* WORK TO COMPLETE *
Using the entries that follow, state how many lines contain the word "صندوق". The response is that number and nothing more.

:: MATERIAL SHOWN ::

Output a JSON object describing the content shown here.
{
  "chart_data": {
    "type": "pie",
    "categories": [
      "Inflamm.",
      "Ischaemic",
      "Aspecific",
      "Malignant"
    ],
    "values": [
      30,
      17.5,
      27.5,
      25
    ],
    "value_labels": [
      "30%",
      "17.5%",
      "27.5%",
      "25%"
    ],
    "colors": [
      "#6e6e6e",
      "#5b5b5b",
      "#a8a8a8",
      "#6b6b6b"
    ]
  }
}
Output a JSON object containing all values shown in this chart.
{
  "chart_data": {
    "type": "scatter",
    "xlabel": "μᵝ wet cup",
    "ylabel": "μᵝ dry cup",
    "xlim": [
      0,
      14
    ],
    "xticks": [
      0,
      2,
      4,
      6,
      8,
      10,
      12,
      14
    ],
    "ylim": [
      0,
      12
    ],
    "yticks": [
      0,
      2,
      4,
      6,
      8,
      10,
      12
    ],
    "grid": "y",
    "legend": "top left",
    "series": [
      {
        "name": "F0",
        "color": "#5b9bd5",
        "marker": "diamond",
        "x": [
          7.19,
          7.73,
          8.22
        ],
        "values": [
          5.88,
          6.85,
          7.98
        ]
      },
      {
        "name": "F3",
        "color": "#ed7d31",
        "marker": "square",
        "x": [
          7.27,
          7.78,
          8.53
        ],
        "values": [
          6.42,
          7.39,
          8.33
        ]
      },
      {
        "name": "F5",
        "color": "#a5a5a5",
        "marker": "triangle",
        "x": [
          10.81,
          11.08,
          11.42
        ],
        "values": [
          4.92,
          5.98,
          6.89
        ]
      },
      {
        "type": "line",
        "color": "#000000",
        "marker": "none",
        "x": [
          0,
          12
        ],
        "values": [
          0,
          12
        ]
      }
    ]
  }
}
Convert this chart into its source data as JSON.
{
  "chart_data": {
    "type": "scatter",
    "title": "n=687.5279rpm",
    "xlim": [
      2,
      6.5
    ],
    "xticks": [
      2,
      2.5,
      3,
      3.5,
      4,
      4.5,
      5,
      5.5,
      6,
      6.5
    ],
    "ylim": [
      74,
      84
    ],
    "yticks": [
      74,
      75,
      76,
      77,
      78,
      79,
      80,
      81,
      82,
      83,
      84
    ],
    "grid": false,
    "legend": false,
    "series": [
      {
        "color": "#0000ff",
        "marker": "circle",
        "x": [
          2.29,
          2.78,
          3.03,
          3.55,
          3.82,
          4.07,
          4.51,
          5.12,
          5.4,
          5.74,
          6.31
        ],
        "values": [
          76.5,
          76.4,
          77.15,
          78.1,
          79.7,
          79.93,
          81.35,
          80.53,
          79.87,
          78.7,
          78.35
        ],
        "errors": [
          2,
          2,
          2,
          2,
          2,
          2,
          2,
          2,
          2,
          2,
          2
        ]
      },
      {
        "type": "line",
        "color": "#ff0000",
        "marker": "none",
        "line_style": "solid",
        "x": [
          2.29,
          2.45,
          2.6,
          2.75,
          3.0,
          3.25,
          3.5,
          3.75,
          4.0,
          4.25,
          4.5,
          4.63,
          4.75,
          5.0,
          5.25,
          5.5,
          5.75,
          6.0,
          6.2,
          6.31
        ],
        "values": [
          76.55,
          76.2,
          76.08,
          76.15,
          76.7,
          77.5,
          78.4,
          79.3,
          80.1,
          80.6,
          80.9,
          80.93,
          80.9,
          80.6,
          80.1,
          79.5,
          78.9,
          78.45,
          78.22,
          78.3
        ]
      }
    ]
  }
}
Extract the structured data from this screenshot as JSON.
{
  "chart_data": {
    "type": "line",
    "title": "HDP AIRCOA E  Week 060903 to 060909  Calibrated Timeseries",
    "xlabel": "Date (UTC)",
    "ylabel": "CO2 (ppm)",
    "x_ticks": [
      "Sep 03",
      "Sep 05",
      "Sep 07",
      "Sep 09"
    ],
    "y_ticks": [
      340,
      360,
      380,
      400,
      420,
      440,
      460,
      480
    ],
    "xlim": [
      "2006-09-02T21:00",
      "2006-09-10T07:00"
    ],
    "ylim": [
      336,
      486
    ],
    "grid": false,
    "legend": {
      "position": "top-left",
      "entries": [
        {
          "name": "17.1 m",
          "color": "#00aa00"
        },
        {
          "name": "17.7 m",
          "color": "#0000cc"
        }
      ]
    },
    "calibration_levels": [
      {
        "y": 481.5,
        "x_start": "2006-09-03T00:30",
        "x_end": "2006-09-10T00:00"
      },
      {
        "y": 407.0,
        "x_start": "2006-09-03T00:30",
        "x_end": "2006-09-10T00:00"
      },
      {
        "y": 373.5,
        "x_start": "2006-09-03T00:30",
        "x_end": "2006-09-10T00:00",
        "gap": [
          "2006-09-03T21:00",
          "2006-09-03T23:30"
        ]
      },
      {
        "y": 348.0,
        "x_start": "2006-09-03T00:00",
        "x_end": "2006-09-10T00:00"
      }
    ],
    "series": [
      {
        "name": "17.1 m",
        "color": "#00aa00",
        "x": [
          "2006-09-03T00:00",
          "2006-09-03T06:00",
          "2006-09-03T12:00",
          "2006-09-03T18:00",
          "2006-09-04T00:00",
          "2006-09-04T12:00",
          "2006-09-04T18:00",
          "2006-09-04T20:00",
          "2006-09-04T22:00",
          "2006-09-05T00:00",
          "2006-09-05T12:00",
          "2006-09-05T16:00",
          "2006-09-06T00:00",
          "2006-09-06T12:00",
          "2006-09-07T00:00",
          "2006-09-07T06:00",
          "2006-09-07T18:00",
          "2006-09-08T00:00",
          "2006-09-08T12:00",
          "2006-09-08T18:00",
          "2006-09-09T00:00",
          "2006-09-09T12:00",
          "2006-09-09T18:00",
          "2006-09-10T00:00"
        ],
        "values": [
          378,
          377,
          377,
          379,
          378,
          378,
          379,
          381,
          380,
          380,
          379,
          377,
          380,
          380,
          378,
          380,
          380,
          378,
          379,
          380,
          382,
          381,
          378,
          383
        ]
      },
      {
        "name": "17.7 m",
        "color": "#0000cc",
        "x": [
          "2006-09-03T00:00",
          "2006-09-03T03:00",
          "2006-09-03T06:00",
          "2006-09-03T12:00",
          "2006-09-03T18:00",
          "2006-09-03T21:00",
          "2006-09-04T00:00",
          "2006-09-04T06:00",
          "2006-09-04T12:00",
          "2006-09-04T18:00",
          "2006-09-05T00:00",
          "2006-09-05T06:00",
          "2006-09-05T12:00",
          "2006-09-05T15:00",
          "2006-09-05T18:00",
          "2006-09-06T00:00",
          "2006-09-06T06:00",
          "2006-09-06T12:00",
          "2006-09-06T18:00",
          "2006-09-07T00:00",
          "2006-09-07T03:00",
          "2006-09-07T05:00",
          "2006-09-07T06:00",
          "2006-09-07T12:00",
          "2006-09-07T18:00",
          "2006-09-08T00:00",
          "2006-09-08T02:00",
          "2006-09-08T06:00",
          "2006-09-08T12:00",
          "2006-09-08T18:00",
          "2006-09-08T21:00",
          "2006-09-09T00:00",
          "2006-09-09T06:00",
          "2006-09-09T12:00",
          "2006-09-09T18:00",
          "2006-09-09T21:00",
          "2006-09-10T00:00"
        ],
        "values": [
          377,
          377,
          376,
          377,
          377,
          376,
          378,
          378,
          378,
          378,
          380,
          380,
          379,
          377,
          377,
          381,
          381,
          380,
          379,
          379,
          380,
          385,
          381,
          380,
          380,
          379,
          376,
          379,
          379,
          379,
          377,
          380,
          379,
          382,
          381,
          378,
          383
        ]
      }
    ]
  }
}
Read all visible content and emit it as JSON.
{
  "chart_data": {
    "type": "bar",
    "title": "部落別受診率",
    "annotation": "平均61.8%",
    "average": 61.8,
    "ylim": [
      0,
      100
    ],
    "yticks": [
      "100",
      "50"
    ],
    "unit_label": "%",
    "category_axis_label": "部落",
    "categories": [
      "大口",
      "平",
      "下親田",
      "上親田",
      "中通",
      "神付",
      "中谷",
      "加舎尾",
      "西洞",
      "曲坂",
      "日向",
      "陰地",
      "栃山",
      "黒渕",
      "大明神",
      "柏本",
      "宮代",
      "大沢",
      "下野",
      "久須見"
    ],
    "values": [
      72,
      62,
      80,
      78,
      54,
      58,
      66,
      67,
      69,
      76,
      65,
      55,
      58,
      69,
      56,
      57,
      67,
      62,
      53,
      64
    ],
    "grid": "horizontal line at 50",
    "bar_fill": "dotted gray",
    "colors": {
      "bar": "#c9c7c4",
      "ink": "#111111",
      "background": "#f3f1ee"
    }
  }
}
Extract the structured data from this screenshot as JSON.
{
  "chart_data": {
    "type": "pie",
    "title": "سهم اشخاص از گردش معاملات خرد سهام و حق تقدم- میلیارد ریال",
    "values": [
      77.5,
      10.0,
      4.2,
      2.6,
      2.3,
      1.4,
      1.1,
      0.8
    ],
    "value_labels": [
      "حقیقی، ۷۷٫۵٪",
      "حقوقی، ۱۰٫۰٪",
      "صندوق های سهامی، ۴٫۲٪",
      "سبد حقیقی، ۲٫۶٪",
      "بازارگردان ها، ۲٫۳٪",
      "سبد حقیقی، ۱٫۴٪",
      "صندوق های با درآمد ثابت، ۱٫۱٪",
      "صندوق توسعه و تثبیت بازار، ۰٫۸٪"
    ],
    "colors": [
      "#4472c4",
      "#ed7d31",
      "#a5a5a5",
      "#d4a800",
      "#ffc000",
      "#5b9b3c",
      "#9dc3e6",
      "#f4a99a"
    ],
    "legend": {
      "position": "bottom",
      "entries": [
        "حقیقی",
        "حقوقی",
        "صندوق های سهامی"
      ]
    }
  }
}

:::

* RESPONSE *
4